CHALLENGE A: Please shorten the paragraph beginning "This has a good bit" in the building-name text below, keeping its main facts.

SELECTED TEXT:
::::

Add data for building names with/without apartments
Overview
This branch makes the model a bit better at identifying building names.
- Closes #391
Demo
- input:
- 6906 Donachie Rd TowsonTown Place Apartments, Apt 1203 Baltimore, MD 21239
- output:
- ('6906', 'AddressNumber'), ('Donachie', 'StreetName'), ('Rd', 'StreetNamePostType'), ('TowsonTown', 'BuildingName'), ('Place', 'BuildingName'), ('Apartments,', 'BuildingName'), ('Apt', 'OccupancyType'), ('1203', 'OccupancyIdentifier'), ('Baltimore,', 'PlaceName'), ('MD', 'StateName'), ('21239', 'ZipCode')
Notes
This has a good bit of training data because this was tricky to get right while still passing all the regression test addresses we have. And even then it's still imperfect - there's some really ambiguous apartment names out there. But it seems to do well when there's some indication that it's looking at a building name, like having a "The" at the beginning.

::::

CHALLENGE B: Copy out the rows unchanged, from the first line of the rows to the line with "details-link[interactable]: Details xyxy=(200,1281,295,1317)", both included.

SOURCE RECORDS:
::::

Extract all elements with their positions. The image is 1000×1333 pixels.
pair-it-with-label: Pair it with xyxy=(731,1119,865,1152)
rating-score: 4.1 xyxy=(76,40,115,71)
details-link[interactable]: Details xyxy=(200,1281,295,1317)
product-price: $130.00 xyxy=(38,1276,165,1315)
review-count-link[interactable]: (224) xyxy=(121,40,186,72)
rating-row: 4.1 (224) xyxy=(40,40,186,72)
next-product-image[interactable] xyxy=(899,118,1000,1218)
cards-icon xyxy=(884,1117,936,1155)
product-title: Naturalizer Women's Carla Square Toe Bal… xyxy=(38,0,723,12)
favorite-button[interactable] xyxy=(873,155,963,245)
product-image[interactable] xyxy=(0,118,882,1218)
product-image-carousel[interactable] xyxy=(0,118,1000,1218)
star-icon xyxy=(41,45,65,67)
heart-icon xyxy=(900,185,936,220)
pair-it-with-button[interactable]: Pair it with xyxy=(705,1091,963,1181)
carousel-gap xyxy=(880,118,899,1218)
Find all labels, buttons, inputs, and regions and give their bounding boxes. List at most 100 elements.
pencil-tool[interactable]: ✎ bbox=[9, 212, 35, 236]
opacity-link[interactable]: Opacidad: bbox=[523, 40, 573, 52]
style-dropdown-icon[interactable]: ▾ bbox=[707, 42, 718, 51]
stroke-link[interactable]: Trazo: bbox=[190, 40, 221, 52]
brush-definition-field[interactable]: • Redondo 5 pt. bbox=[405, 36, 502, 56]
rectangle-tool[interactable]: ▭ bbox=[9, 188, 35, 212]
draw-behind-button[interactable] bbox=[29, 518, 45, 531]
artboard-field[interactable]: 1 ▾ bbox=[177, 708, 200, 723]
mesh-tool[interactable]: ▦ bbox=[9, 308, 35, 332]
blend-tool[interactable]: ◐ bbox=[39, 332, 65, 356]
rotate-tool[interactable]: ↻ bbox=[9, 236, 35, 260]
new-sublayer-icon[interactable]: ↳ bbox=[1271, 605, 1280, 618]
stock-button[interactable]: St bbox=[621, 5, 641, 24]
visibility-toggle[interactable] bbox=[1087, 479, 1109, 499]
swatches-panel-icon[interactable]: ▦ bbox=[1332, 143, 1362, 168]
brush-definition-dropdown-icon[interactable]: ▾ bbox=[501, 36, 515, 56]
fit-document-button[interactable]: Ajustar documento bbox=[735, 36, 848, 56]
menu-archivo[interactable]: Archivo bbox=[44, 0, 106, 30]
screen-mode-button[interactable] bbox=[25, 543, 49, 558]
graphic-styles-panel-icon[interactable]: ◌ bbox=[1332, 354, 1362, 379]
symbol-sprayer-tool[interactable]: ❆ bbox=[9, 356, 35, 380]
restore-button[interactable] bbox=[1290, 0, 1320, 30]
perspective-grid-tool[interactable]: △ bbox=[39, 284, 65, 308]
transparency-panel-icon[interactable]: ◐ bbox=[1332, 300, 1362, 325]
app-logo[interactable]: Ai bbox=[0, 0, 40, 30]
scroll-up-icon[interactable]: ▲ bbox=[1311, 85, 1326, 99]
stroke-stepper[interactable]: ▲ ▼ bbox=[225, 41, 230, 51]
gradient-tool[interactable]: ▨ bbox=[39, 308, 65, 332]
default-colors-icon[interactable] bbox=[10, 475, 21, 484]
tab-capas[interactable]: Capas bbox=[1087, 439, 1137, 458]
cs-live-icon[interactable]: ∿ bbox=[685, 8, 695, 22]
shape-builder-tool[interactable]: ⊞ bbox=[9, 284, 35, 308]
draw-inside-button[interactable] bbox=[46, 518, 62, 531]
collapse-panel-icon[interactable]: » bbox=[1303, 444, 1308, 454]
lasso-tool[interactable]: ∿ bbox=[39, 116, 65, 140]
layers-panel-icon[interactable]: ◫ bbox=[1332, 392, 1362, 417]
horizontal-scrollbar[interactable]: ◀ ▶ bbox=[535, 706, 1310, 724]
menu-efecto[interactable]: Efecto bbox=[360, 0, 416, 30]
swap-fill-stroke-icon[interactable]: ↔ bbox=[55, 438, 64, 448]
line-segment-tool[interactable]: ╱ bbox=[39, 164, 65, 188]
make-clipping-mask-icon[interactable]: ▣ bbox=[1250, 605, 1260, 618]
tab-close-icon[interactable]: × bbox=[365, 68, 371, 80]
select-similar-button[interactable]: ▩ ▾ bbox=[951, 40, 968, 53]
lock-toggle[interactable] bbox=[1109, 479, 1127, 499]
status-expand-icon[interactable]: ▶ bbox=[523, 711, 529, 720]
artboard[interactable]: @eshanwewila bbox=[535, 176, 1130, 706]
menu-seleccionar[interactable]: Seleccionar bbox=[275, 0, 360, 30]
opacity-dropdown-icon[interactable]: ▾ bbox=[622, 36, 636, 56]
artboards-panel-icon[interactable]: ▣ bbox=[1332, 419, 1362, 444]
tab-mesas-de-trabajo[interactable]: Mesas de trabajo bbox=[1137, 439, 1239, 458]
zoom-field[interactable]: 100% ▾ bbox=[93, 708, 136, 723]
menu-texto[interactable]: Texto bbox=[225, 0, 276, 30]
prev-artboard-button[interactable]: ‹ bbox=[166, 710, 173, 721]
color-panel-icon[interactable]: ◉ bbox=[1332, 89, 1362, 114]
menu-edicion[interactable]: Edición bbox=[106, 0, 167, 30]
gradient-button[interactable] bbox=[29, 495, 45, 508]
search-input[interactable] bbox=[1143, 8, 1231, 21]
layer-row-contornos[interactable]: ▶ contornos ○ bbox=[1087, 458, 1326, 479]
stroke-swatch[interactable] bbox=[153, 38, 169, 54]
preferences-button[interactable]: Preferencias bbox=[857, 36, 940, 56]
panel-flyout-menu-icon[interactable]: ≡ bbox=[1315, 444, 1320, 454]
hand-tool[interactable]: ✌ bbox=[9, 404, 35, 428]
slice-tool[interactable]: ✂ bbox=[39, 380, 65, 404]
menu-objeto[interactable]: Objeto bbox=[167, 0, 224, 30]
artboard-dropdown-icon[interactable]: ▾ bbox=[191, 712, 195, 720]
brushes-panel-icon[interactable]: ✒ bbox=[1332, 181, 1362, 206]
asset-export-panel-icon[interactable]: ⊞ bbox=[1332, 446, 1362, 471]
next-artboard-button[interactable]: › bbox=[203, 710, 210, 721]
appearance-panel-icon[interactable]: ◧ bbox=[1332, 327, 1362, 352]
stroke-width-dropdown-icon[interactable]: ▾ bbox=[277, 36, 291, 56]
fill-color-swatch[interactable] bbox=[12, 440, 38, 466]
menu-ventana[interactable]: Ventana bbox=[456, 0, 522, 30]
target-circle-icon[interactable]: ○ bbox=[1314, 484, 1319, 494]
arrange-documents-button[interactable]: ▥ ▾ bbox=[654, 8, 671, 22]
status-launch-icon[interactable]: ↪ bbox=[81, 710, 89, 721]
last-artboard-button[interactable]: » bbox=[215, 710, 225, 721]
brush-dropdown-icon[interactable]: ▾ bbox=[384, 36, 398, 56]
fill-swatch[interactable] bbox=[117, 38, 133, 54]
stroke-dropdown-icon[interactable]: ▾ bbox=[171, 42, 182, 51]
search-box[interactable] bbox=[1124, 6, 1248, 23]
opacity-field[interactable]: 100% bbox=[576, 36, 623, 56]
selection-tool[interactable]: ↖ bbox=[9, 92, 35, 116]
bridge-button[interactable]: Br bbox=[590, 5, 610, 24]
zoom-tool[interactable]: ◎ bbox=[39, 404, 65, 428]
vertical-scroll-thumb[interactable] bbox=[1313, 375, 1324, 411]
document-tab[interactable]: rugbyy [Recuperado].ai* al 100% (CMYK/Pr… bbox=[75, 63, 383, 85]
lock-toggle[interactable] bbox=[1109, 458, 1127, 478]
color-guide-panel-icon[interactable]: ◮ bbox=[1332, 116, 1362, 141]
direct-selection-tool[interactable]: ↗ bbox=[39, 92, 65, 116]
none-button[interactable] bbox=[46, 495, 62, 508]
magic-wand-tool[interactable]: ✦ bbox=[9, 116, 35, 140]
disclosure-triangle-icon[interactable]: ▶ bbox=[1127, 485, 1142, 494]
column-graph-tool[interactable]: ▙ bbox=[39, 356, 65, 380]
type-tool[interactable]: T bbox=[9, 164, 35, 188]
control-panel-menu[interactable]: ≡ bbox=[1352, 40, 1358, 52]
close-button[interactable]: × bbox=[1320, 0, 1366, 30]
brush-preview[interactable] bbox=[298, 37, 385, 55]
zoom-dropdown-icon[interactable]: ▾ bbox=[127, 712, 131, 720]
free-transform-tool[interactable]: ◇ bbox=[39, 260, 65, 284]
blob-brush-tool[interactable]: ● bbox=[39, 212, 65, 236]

::::

RESULT A: It includes a fair amount of data, since getting this right while still passing every existing regression test address was tricky. Results are still imperfect because some apartment names are highly ambiguous. It does well when something signals a building name, such as a leading "The".

RESULT B:
Extract all elements with their positions. The image is 1000×1333 pixels.
pair-it-with-label: Pair it with xyxy=(731,1119,865,1152)
rating-score: 4.1 xyxy=(76,40,115,71)
details-link[interactable]: Details xyxy=(200,1281,295,1317)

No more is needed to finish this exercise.